Extracted data entries

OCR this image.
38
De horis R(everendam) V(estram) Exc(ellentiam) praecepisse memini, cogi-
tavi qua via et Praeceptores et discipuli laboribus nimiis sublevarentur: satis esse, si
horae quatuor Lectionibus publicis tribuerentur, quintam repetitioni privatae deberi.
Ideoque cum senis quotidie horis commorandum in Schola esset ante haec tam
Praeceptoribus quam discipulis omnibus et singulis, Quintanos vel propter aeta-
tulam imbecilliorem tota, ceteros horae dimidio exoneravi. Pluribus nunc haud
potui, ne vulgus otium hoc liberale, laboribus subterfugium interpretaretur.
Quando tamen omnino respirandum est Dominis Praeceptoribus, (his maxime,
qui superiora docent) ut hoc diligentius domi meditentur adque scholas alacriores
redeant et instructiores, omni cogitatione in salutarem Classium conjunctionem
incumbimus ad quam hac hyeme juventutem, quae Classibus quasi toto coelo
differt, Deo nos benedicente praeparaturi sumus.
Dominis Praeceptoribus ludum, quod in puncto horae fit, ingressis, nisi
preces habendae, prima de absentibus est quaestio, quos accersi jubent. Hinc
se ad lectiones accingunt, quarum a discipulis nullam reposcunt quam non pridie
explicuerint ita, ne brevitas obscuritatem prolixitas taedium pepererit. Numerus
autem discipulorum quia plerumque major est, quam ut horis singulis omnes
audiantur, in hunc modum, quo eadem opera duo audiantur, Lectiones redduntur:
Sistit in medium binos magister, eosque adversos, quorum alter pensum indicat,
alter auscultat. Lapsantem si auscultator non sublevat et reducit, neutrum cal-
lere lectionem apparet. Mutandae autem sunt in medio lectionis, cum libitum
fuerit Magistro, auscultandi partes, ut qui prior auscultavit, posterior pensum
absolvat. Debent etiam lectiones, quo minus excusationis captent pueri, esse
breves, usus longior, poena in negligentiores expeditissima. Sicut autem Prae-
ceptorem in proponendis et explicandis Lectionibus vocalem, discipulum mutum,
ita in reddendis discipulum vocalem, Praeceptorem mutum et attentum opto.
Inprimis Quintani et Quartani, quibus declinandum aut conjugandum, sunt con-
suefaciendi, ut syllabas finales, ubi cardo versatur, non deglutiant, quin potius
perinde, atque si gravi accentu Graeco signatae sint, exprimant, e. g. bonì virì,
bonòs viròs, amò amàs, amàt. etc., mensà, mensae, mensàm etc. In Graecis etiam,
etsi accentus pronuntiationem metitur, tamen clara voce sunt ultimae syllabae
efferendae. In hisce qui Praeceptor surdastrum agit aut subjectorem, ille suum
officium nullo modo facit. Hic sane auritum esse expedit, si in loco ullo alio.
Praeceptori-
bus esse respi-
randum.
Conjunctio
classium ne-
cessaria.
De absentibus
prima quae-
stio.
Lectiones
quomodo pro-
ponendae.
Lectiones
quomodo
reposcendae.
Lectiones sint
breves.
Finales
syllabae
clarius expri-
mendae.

▶ YOUR INSTRUCTIONS: Give back the whole listing, word for word.

▶ SOLUTION TO THIS EXERCISE:
OCR this image.
38
De horis R(everendam) V(estram) Exc(ellentiam) praecepisse memini, cogi-
tavi qua via et Praeceptores et discipuli laboribus nimiis sublevarentur: satis esse, si
horae quatuor Lectionibus publicis tribuerentur, quintam repetitioni privatae deberi.
Ideoque cum senis quotidie horis commorandum in Schola esset ante haec tam
Praeceptoribus quam discipulis omnibus et singulis, Quintanos vel propter aeta-
tulam imbecilliorem tota, ceteros horae dimidio exoneravi. Pluribus nunc haud
potui, ne vulgus otium hoc liberale, laboribus subterfugium interpretaretur.
Quando tamen omnino respirandum est Dominis Praeceptoribus, (his maxime,
qui superiora docent) ut hoc diligentius domi meditentur adque scholas alacriores
redeant et instructiores, omni cogitatione in salutarem Classium conjunctionem
incumbimus ad quam hac hyeme juventutem, quae Classibus quasi toto coelo
differt, Deo nos benedicente praeparaturi sumus.
Dominis Praeceptoribus ludum, quod in puncto horae fit, ingressis, nisi
preces habendae, prima de absentibus est quaestio, quos accersi jubent. Hinc
se ad lectiones accingunt, quarum a discipulis nullam reposcunt quam non pridie
explicuerint ita, ne brevitas obscuritatem prolixitas taedium pepererit. Numerus
autem discipulorum quia plerumque major est, quam ut horis singulis omnes
audiantur, in hunc modum, quo eadem opera duo audiantur, Lectiones redduntur:
Sistit in medium binos magister, eosque adversos, quorum alter pensum indicat,
alter auscultat. Lapsantem si auscultator non sublevat et reducit, neutrum cal-
lere lectionem apparet. Mutandae autem sunt in medio lectionis, cum libitum
fuerit Magistro, auscultandi partes, ut qui prior auscultavit, posterior pensum
absolvat. Debent etiam lectiones, quo minus excusationis captent pueri, esse
breves, usus longior, poena in negligentiores expeditissima. Sicut autem Prae-
ceptorem in proponendis et explicandis Lectionibus vocalem, discipulum mutum,
ita in reddendis discipulum vocalem, Praeceptorem mutum et attentum opto.
Inprimis Quintani et Quartani, quibus declinandum aut conjugandum, sunt con-
suefaciendi, ut syllabas finales, ubi cardo versatur, non deglutiant, quin potius
perinde, atque si gravi accentu Graeco signatae sint, exprimant, e. g. bonì virì,
bonòs viròs, amò amàs, amàt. etc., mensà, mensae, mensàm etc. In Graecis etiam,
etsi accentus pronuntiationem metitur, tamen clara voce sunt ultimae syllabae
efferendae. In hisce qui Praeceptor surdastrum agit aut subjectorem, ille suum
officium nullo modo facit. Hic sane auritum esse expedit, si in loco ullo alio.
Praeceptori-
bus esse respi-
randum.
Conjunctio
classium ne-
cessaria.
De absentibus
prima quae-
stio.
Lectiones
quomodo pro-
ponendae.
Lectiones
quomodo
reposcendae.
Lectiones sint
breves.
Finales
syllabae
clarius expri-
mendae.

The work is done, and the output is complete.